_Work required_.
Leave out the pictures and copy each record below exactly.

_Provided data_.
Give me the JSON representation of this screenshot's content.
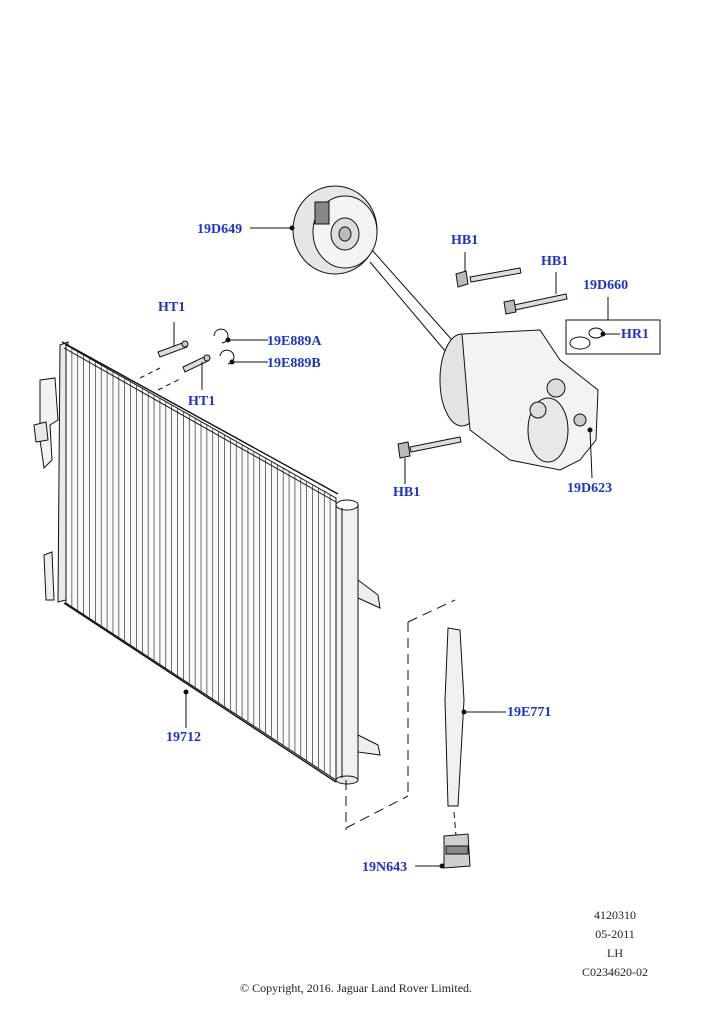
{
  "callouts": {
    "c19D649": "19D649",
    "hb1_top": "HB1",
    "hb1_mid": "HB1",
    "c19D660": "19D660",
    "hr1": "HR1",
    "ht1_top": "HT1",
    "c19E889A": "19E889A",
    "c19E889B": "19E889B",
    "ht1_bottom": "HT1",
    "hb1_bottom": "HB1",
    "c19D623": "19D623",
    "c19E771": "19E771",
    "c19712": "19712",
    "c19N643": "19N643"
  },
  "reference": {
    "number": "4120310",
    "date": "05-2011",
    "side": "LH",
    "code": "C0234620-02"
  },
  "copyright": "© Copyright, 2016. Jaguar Land Rover Limited.",
  "colors": {
    "callout": "#1a34c8",
    "line": "#111111"
  }
}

_Exercise answer_.
Give me the JSON representation of this screenshot's content.
{
  "callouts": {
    "c19D649": "19D649",
    "hb1_top": "HB1",
    "hb1_mid": "HB1",
    "c19D660": "19D660",
    "hr1": "HR1",
    "ht1_top": "HT1",
    "c19E889A": "19E889A",
    "c19E889B": "19E889B",
    "ht1_bottom": "HT1",
    "hb1_bottom": "HB1",
    "c19D623": "19D623",
    "c19E771": "19E771",
    "c19712": "19712",
    "c19N643": "19N643"
  },
  "reference": {
    "number": "4120310",
    "date": "05-2011",
    "side": "LH",
    "code": "C0234620-02"
  },
  "copyright": "© Copyright, 2016. Jaguar Land Rover Limited.",
  "colors": {
    "callout": "#1a34c8",
    "line": "#111111"
  }
}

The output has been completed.